● **REQUIREMENT**
How many lines in the listing below include the word "represents"? Answer with the number and nothing else.

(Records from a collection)
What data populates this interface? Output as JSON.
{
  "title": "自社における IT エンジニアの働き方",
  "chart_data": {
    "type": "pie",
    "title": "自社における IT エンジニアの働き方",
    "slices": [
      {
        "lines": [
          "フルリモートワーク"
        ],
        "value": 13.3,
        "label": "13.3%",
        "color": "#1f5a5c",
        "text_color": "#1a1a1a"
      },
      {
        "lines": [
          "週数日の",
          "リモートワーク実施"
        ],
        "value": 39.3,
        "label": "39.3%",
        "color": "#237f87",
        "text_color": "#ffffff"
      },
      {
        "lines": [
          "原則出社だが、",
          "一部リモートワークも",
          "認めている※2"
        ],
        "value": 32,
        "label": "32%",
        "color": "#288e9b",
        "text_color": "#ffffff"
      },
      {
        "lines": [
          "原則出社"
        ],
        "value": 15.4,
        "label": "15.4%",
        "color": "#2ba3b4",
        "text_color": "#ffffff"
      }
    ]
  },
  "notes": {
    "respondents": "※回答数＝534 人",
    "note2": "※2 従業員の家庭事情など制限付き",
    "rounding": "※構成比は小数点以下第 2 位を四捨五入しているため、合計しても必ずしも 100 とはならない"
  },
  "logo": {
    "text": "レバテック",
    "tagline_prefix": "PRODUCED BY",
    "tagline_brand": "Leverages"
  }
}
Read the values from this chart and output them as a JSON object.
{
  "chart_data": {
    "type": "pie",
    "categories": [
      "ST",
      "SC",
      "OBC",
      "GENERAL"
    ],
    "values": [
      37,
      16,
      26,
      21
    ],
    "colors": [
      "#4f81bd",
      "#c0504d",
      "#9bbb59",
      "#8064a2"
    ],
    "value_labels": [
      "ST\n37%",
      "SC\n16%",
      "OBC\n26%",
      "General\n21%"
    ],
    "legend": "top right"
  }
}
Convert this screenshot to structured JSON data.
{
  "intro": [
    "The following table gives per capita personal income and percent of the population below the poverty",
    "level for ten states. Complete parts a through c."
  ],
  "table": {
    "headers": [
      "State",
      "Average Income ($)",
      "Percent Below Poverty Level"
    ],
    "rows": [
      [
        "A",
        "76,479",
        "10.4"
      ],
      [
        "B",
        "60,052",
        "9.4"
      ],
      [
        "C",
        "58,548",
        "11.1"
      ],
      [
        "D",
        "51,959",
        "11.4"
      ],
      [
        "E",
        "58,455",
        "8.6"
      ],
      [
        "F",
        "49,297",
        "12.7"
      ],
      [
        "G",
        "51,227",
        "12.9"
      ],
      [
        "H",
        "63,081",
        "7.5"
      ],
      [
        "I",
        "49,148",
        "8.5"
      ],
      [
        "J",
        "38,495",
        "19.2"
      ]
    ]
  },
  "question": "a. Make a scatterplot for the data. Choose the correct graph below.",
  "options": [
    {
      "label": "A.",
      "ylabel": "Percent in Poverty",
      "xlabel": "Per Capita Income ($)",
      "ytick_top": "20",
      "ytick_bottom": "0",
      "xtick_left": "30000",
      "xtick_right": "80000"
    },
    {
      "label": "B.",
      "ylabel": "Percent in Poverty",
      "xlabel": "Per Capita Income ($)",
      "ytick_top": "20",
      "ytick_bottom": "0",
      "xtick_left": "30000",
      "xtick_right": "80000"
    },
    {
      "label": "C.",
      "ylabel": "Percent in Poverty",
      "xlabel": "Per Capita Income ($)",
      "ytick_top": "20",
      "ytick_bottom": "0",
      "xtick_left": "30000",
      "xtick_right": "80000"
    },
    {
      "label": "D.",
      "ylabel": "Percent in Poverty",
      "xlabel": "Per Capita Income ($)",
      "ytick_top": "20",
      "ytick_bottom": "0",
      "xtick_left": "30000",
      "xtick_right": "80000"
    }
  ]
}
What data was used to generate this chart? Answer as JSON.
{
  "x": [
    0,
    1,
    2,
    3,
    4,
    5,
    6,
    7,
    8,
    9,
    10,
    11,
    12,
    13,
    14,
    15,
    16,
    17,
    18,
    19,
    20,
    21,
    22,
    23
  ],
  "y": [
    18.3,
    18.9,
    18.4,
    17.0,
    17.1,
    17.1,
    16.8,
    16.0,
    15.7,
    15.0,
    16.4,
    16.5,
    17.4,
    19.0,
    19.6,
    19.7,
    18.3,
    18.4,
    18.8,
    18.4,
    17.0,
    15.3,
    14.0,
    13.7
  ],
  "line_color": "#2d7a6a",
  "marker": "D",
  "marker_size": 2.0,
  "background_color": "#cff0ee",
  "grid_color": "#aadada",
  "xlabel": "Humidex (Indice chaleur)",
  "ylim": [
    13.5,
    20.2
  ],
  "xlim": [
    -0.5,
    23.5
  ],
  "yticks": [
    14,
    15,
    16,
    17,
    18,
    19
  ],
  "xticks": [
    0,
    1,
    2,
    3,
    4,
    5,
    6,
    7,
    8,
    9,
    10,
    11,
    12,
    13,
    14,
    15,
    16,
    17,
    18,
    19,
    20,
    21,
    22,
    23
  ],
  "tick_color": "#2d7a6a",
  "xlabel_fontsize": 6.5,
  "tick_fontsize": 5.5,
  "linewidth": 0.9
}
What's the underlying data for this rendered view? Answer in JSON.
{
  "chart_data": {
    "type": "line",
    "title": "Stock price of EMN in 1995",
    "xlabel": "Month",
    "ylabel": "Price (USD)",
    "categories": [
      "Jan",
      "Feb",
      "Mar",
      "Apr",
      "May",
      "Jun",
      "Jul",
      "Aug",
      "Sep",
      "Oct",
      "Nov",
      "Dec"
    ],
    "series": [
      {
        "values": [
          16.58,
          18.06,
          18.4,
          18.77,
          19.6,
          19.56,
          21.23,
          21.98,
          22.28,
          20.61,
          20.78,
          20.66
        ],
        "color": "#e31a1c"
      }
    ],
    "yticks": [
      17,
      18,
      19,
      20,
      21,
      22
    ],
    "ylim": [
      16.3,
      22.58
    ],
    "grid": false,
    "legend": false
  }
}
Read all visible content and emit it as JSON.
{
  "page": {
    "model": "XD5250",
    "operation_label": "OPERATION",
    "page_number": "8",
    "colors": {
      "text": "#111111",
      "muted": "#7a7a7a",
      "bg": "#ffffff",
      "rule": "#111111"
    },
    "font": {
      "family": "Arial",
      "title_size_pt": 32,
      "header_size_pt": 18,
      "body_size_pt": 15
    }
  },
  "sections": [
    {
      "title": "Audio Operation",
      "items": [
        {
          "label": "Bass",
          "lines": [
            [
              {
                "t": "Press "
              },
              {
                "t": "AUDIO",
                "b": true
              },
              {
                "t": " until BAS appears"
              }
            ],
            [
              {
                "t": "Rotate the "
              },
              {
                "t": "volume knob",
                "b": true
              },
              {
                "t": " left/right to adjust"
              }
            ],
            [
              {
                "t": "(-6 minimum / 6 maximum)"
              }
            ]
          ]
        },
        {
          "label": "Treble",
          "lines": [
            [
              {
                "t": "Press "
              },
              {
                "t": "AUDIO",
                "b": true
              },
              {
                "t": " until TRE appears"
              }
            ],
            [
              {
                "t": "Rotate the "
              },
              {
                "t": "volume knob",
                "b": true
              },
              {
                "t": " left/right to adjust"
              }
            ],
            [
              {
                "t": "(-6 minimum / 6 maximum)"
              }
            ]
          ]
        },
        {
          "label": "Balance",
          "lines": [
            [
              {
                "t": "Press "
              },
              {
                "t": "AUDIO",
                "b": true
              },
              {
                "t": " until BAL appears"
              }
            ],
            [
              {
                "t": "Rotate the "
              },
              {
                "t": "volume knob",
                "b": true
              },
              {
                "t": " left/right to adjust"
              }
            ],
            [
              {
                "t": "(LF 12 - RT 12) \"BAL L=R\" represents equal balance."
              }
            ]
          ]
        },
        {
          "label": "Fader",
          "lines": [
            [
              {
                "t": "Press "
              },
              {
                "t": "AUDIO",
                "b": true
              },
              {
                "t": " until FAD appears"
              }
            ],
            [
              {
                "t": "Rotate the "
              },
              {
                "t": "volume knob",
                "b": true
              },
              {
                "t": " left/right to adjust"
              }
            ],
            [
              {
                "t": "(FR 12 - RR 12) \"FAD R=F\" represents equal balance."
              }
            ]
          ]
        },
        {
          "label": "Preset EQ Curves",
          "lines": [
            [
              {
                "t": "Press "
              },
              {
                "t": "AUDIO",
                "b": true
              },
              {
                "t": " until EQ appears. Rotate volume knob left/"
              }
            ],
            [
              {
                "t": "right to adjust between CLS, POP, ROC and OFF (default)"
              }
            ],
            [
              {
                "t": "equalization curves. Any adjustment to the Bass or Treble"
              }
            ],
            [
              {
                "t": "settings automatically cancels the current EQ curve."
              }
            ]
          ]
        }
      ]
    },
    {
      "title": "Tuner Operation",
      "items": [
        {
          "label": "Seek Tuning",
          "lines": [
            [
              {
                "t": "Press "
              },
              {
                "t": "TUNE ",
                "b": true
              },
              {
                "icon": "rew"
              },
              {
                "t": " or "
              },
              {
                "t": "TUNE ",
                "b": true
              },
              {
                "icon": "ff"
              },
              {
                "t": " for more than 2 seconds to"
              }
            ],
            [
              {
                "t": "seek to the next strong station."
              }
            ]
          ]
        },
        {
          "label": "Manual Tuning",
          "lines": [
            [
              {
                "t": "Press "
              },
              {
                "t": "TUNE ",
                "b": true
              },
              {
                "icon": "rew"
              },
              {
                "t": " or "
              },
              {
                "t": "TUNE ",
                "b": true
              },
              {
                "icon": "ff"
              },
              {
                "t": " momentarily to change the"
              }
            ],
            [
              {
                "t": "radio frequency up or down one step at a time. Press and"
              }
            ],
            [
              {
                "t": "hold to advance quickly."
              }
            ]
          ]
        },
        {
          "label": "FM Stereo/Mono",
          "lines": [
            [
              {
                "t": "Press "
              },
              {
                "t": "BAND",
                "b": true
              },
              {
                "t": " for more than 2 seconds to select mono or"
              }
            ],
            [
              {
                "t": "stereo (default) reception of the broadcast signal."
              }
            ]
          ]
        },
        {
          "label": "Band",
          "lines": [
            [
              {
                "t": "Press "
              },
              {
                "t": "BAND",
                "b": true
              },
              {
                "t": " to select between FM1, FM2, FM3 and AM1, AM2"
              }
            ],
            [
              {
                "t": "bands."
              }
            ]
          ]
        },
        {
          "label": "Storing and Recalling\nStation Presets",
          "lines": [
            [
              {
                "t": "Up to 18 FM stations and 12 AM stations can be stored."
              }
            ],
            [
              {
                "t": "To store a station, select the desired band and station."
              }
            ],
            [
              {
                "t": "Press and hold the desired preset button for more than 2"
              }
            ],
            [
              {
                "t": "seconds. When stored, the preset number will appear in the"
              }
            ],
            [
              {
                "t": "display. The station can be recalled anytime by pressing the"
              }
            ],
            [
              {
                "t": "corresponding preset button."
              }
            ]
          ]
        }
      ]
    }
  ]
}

● **FINISHED ANSWER**
2